Dataset rows
# # # #

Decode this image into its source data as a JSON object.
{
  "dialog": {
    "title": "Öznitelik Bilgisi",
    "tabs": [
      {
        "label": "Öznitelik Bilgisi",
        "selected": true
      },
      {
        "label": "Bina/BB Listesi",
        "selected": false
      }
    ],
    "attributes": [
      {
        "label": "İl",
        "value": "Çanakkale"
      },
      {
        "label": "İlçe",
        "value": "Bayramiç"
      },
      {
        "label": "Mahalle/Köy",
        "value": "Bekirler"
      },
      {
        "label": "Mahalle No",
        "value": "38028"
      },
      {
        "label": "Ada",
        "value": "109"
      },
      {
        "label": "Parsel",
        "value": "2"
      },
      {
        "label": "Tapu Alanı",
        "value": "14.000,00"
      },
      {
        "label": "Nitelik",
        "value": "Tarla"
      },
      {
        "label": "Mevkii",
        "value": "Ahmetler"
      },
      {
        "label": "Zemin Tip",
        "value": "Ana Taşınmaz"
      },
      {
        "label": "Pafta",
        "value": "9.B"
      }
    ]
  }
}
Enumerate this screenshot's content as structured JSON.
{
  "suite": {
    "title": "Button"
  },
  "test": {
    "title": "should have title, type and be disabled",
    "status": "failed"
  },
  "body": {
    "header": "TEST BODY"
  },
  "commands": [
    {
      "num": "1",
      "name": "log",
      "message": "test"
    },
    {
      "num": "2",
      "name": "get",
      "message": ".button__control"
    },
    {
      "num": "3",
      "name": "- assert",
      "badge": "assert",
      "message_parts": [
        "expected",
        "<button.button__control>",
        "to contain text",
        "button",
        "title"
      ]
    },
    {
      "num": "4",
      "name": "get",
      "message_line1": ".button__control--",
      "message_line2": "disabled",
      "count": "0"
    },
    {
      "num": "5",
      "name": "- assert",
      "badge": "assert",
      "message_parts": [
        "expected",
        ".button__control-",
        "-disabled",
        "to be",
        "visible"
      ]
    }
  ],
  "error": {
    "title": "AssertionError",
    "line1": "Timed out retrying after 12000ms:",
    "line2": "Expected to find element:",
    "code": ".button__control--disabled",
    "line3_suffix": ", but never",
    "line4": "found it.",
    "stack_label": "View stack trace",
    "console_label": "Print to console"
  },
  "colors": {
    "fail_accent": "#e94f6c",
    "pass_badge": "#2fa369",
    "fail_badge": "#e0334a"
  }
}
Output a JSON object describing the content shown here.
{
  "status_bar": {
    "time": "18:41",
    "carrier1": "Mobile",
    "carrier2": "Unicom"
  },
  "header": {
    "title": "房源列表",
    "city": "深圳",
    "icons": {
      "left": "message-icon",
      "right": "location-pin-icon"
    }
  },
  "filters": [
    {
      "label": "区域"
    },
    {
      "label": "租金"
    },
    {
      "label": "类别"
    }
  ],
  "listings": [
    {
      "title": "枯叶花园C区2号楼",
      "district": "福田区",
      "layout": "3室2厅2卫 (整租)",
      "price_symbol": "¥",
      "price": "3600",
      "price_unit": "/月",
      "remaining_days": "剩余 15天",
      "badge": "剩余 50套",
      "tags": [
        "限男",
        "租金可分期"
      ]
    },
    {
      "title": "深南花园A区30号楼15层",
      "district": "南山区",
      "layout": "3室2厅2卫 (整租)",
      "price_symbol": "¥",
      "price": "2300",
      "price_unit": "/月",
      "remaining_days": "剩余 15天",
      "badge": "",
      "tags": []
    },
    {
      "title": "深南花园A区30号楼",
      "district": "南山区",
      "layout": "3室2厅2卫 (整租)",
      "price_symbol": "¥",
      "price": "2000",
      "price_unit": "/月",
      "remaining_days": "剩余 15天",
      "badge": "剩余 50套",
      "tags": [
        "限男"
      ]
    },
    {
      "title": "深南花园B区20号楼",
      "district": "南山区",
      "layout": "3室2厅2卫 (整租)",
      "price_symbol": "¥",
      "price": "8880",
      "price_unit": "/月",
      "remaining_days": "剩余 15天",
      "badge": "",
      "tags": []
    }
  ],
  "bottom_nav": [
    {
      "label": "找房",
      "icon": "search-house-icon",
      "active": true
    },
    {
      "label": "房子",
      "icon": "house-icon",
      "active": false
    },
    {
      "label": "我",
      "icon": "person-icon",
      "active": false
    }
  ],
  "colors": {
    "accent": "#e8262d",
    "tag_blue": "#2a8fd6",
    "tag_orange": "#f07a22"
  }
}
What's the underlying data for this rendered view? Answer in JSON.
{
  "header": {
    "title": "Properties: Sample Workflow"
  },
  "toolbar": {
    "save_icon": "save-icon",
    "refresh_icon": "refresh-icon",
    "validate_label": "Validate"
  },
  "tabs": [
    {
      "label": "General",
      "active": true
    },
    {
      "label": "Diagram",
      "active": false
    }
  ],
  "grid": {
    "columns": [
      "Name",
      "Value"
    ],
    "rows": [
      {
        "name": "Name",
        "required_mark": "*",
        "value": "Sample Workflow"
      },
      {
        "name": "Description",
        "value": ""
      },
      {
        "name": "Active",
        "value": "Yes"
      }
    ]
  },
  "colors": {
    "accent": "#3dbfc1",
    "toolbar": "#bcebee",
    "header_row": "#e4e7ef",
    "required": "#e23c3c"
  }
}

# # # #

Check the data for the word "Bilgisi" and pull out the lines that have it.

    "title": "Öznitelik Bilgisi",
        "label": "Öznitelik Bilgisi",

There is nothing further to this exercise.